## Begin
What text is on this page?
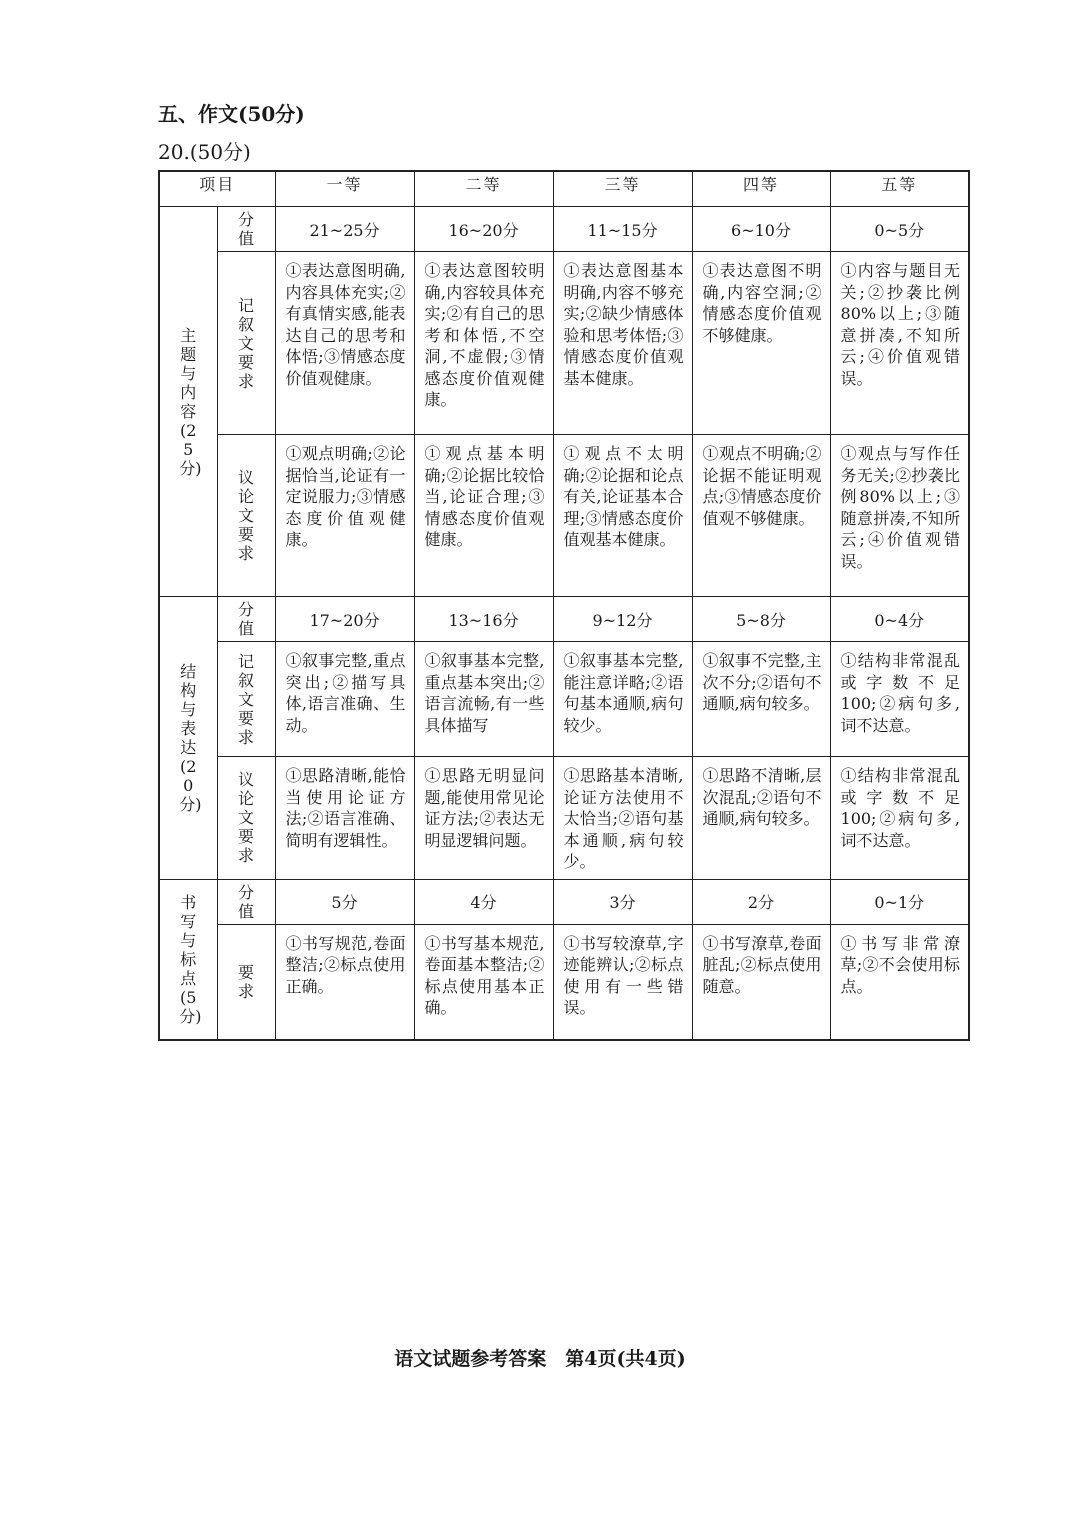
五、作文(50分)
20.(50分)
项目		一等	二等	三等	四等	五等
主题与内容(25分)	分值	21~25分	16~20分	11~15分	6~10分	0~5分
	记叙文要求	①表达意图明确,内容具体充实;②有真情实感,能表达自己的思考和体悟;③情感态度价值观健康。	①表达意图较明确,内容较具体充实;②有自己的思考和体悟,不空洞,不虚假;③情感态度价值观健康。	①表达意图基本明确,内容不够充实;②缺少情感体验和思考体悟;③情感态度价值观基本健康。	①表达意图不明确,内容空洞;②情感态度价值观不够健康。	①内容与题目无关;②抄袭比例80%以上;③随意拼凑,不知所云;④价值观错误。

	议论文要求	①观点明确;②论据恰当,论证有一定说服力;③情感态度价值观健康。	①观点基本明确;②论据比较恰当,论证合理;③情感态度价值观健康。	①观点不太明确;②论据和论点有关,论证基本合理;③情感态度价值观基本健康。	①观点不明确;②论据不能证明观点;③情感态度价值观不够健康。	①观点与写作任务无关;②抄袭比例80%以上;③随意拼凑,不知所云;④价值观错误。

结构与表达(20分)	分值	17~20分	13~16分	9~12分	5~8分	0~4分
	记叙文要求	①叙事完整,重点突出;②描写具体,语言准确、生动。	①叙事基本完整,重点基本突出;②语言流畅,有一些具体描写	①叙事基本完整,能注意详略;②语句基本通顺,病句较少。	①叙事不完整,主次不分;②语句不通顺,病句较多。	①结构非常混乱或字数不足100;②病句多,词不达意。

	议论文要求	①思路清晰,能恰当使用论证方法;②语言准确、简明有逻辑性。	①思路无明显问题,能使用常见论证方法;②表达无明显逻辑问题。	①思路基本清晰,论证方法使用不太恰当;②语句基本通顺,病句较少。	①思路不清晰,层次混乱;②语句不通顺,病句较多。	①结构非常混乱或字数不足100;②病句多,词不达意。

书写与标点(5分)	分值	5分	4分	3分	2分	0~1分
	要求	①书写规范,卷面整洁;②标点使用正确。	①书写基本规范,卷面基本整洁;②标点使用基本正确。	①书写较潦草,字迹能辨认;②标点使用有一些错误。	①书写潦草,卷面脏乱;②标点使用随意。	①书写非常潦草;②不会使用标点。
语文试题参考答案　第4页(共4页)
## End
• _What is required_
Every record must be copied exactly, with images dropped from the result.

• _Answer to the task_
What text is on this page?
五、作文(50分)
20.(50分)
项目		一等	二等	三等	四等	五等
主题与内容(25分)	分值	21~25分	16~20分	11~15分	6~10分	0~5分
	记叙文要求	①表达意图明确,内容具体充实;②有真情实感,能表达自己的思考和体悟;③情感态度价值观健康。	①表达意图较明确,内容较具体充实;②有自己的思考和体悟,不空洞,不虚假;③情感态度价值观健康。	①表达意图基本明确,内容不够充实;②缺少情感体验和思考体悟;③情感态度价值观基本健康。	①表达意图不明确,内容空洞;②情感态度价值观不够健康。	①内容与题目无关;②抄袭比例80%以上;③随意拼凑,不知所云;④价值观错误。

	议论文要求	①观点明确;②论据恰当,论证有一定说服力;③情感态度价值观健康。	①观点基本明确;②论据比较恰当,论证合理;③情感态度价值观健康。	①观点不太明确;②论据和论点有关,论证基本合理;③情感态度价值观基本健康。	①观点不明确;②论据不能证明观点;③情感态度价值观不够健康。	①观点与写作任务无关;②抄袭比例80%以上;③随意拼凑,不知所云;④价值观错误。

结构与表达(20分)	分值	17~20分	13~16分	9~12分	5~8分	0~4分
	记叙文要求	①叙事完整,重点突出;②描写具体,语言准确、生动。	①叙事基本完整,重点基本突出;②语言流畅,有一些具体描写	①叙事基本完整,能注意详略;②语句基本通顺,病句较少。	①叙事不完整,主次不分;②语句不通顺,病句较多。	①结构非常混乱或字数不足100;②病句多,词不达意。

	议论文要求	①思路清晰,能恰当使用论证方法;②语言准确、简明有逻辑性。	①思路无明显问题,能使用常见论证方法;②表达无明显逻辑问题。	①思路基本清晰,论证方法使用不太恰当;②语句基本通顺,病句较少。	①思路不清晰,层次混乱;②语句不通顺,病句较多。	①结构非常混乱或字数不足100;②病句多,词不达意。

书写与标点(5分)	分值	5分	4分	3分	2分	0~1分
	要求	①书写规范,卷面整洁;②标点使用正确。	①书写基本规范,卷面基本整洁;②标点使用基本正确。	①书写较潦草,字迹能辨认;②标点使用有一些错误。	①书写潦草,卷面脏乱;②标点使用随意。	①书写非常潦草;②不会使用标点。
语文试题参考答案　第4页(共4页)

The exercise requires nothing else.